REQUIRED TASKS →
• 1. Answer these from the GPFS fileset thread, one answer per line, marked to match:
(a) What number is given as the independent fileset limit?
(b) What does every person who uses the GPFS AFM fabric receive?
(c) How many filesets and inodes does OSC have today?
• 2. Pick up the GPFS fileset thread after its final sentence and keep writing.

SOURCE EXTRACT →
○ ○ ○ ○

[gpfsug-discuss] GPFS Independent Fileset Limit

Jake Carroll jake.carroll at uq.edu.au
Sat Aug 11 03:18:28 BST 2018


Just to chime in on this...

We have experienced a lot of problems as a result of the independent fileset limitation @ 1000. We have a very large campus wide deployment that relies upon filesets for collection management of large (and small) scientific data outputs. Every human who uses our GPFS AFM fabric gets a "collection", which is an independent fileset. Some may say this was an unwise design choice - but it was deliberate and related to security, namespace and inode isolation. It is a considered decision. Just not considered _enough_ given the 1000 fileset limit ;).

We've even had to go as far as re-organising entire filesystems (splitting things apart) to sacrifice performance (less spindles for the filesets on top of a filesystem) to work around it - and sometimes spill into entirely new arrays.

I've had it explained to me by internal IBM staff *why* it is hard to fix the fileset limits - and it isn't as straightforward as people think - especially in our case where each fileset is an AFM cache/home relationship - but we desperately need a solution. We logged an RFE. Hopefully others do, also.

The complexity has been explained to me by a very good colleague who has helped us a great deal inside IBM (name withheld to protect the innocent) as a knock on effect of the computational overhead and expense of things _associated_ with independent filesets, like recursing a snapshot tree. So - it really isn't as simple as things appear on the surface - but it doesn't mean we shouldn't try to fix it, I suppose!

We'd love to see this improved, too - as it's currently making things difficult.

Happy to collaborate and work together on this, as always.

-jc

----------------------------------------------------------------------

Message: 1
Date: Fri, 10 Aug 2018 11:22:23 -0400
From: Doug Johnson <djohnson at osc.edu>

Hi all,

I want to chime in because this is precisely what we have done at OSC due to the same motivations Janell described.  Our design was based in part on the guidelines in the "Petascale Data Protection" white paper from IBM.  We only have ~200 filesets and 250M inodes today, but expect to grow.

○ ○ ○ ○

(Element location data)
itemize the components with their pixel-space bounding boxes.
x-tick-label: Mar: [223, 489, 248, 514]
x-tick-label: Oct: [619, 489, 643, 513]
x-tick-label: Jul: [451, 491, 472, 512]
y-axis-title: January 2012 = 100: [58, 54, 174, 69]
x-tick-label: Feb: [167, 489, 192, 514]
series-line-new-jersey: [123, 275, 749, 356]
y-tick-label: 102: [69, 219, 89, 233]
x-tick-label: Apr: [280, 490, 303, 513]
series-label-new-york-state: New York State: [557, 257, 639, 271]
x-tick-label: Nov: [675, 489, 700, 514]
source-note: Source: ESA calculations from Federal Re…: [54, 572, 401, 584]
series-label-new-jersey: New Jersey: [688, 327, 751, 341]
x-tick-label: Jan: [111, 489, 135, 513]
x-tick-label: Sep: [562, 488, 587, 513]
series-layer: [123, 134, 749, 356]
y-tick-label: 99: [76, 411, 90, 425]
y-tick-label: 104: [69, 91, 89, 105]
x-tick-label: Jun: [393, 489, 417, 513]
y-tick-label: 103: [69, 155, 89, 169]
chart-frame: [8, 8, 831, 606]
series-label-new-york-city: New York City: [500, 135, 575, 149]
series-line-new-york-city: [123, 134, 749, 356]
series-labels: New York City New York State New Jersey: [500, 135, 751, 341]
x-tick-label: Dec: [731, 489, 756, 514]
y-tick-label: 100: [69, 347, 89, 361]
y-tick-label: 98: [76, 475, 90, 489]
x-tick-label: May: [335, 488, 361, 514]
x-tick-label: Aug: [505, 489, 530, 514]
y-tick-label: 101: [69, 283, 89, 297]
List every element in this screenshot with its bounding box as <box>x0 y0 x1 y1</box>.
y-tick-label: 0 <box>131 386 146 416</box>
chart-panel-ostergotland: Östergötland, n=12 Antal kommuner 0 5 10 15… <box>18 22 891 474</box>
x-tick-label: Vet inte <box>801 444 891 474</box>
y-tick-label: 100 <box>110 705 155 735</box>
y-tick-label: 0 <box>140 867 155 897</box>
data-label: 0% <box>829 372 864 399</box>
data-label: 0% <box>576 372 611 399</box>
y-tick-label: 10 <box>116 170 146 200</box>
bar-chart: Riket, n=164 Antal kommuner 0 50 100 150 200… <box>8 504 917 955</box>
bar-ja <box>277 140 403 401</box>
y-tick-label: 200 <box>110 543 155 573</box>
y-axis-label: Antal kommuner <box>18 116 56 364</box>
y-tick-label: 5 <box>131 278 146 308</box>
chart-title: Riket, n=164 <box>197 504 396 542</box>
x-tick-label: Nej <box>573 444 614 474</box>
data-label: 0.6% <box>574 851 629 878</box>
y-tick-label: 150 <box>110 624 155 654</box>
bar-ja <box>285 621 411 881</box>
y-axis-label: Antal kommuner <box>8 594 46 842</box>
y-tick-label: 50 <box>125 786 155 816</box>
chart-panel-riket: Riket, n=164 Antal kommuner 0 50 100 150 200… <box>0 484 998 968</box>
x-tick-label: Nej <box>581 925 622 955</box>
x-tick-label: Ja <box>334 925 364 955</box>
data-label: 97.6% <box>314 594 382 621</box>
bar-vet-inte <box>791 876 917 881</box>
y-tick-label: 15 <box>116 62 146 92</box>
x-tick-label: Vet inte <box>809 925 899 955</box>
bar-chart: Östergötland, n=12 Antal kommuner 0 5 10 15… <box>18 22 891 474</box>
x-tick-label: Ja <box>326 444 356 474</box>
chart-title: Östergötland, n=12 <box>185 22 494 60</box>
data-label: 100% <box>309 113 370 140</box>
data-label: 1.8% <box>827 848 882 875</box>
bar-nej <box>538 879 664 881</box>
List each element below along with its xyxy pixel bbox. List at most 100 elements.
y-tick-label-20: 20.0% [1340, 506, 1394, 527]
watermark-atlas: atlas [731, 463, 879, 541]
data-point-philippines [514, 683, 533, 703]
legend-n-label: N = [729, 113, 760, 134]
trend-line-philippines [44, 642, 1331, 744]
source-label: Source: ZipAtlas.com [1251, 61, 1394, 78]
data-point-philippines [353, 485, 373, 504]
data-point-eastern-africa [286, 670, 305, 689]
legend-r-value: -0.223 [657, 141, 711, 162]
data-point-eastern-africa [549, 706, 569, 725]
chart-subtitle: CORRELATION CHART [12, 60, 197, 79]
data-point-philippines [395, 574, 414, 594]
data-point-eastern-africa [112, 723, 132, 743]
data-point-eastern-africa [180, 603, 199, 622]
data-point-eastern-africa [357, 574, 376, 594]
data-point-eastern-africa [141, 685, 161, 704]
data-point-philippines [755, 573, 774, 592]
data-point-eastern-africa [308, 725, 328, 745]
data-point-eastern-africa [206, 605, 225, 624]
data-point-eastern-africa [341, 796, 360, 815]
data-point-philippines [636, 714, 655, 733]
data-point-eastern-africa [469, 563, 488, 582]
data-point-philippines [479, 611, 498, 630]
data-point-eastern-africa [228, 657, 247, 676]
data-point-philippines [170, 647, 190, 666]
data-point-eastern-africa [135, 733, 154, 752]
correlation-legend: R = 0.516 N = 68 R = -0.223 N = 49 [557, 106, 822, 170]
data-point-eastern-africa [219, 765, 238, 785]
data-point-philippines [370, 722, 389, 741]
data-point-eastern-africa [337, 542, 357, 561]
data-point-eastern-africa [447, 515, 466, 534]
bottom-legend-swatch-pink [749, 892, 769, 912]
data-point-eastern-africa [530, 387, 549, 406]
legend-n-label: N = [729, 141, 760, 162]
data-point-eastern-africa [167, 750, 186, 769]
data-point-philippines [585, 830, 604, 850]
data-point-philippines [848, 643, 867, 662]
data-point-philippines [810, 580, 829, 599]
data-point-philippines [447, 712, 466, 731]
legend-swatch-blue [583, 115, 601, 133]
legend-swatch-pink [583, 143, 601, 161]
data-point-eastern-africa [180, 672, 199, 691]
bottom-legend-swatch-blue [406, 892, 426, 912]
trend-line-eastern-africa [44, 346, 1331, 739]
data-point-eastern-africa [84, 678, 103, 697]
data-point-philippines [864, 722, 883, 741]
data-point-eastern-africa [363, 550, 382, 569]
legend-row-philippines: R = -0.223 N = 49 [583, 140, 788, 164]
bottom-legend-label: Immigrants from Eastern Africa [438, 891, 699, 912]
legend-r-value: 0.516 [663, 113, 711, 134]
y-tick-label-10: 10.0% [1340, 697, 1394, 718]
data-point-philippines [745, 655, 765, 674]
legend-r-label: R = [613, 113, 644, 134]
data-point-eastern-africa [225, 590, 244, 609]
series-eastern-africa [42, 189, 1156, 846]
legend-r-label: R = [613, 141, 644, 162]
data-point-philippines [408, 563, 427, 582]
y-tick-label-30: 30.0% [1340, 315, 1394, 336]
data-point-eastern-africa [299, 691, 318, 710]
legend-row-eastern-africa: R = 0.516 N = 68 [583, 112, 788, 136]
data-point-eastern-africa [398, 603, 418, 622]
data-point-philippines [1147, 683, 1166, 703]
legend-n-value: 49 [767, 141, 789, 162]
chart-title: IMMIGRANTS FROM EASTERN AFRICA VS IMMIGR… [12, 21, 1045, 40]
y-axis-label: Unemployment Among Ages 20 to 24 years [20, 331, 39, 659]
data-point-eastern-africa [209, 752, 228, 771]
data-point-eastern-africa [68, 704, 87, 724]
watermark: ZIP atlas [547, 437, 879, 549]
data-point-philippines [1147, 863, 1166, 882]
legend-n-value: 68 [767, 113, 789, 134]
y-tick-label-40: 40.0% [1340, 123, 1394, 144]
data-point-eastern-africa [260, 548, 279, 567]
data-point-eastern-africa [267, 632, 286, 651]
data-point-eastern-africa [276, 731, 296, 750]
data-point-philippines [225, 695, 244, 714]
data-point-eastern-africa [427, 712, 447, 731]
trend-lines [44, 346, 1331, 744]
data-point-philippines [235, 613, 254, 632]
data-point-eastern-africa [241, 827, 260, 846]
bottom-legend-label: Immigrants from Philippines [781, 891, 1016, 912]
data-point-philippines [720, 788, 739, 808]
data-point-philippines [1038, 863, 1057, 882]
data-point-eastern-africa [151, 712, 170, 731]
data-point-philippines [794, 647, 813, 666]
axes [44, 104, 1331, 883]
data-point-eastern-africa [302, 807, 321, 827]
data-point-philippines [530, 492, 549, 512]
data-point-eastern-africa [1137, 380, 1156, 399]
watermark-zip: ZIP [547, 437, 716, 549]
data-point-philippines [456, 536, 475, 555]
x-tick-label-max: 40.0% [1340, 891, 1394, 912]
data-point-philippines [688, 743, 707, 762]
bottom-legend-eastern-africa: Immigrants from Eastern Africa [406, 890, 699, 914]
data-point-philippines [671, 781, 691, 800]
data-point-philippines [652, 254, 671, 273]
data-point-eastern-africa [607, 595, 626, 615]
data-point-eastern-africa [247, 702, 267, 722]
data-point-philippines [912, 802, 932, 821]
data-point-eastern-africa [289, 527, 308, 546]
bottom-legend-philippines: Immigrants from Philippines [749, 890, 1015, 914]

○ ○ ○ ○

FINAL ANSWERS →
• 1.
(a) 1000
(b) A "collection," which is an independent fileset
(c) About 200 filesets and 250M inodes

• 2.
We are also very interested in details about performance issues and independent filesets.  Can IBM elaborate?

Best,
Doug


Martin Lischewski <m.lischewski at fz-juelich.de> writes:

> Hello Olaf, hello Marc,
>
> we in J?lich are in the middle of migrating/copying all our old 
> filesystems which were created with filesystem
> version: 13.23 (3.5.0.7) to new filesystems created with GPFS 5.0.1.
>
> We move to new filesystems mainly for two reasons: 1. We want to use the new increased number of subblocks.
> 2. We have to change our quota from normal "group-quota per filesystem" to "fileset-quota".
>
> The idea is to create a separate fileset for each group/project. For 
> the users the quota-computation should be much more transparent. From 
> now on all data which is stored inside of their directory (fileset) counts for their quota independent of the ownership.
>
> Right now we have round about 900 groups which means we will create round about 900 filesets per filesystem.
> In one filesystem we will have about 400million inodes (with rising tendency).
>
> This filesystem we will back up with "mmbackup" so we talked with 
> Dominic Mueller-Wicke and he recommended us to use independent 
> filesets. Because then the policy-runs can be parallelized and we can increase the backup performance. We belive that we require these parallelized policies run to meet our backup performance targets.
>
> But there are even more features we enable by using independet 
> filesets. E.g. "Fileset level snapshots" and "user and group quotas inside of a fileset".
>
> I did not know about performance issues regarding independent 
> filesets... Can you give us some more information about this?
>
> All in all we are strongly supporting the idea of increasing this limit.
>
> Do I understand correctly that by opening a PMR IBM allows to increase 
> this limit on special sides? I would rather like to increase the limit and make it official public available and supported.
>
> Regards,
>
> Martin
>
> Am 10.08.2018 um 14:51 schrieb Olaf Weiser:
>
>  Hallo Stephan,
>  the limit is not a hard coded limit - technically spoken, you can raise it easily.
>  But as always, it is a question of test 'n support ..
>
>  I've seen customer cases, where the use of much smaller amount of 
> independent filesets generates a lot  performance issues, hangs ... at least noise and partial trouble ..
>  it might be not the case with your specific workload, because due to 
> the fact, that you 're running already  close to 1000 ...
>
>  I suspect , this number of 1000 file sets - at the time of 
> introducing it - was as also just that one had to pick a  number...
>
>  ... turns out.. that a general commitment to support > 1000 
> ind.fileset is more or less hard.. because what  uses cases should we 
> test / support  I think , there might be a good chance for you , that 
> for your specific workload, one would allow and support  more than 
> 1000
>
>  do you still have a PMR for your side for this ? - if not - I know .. 
> open PMRs is an additional ...but could you  please ..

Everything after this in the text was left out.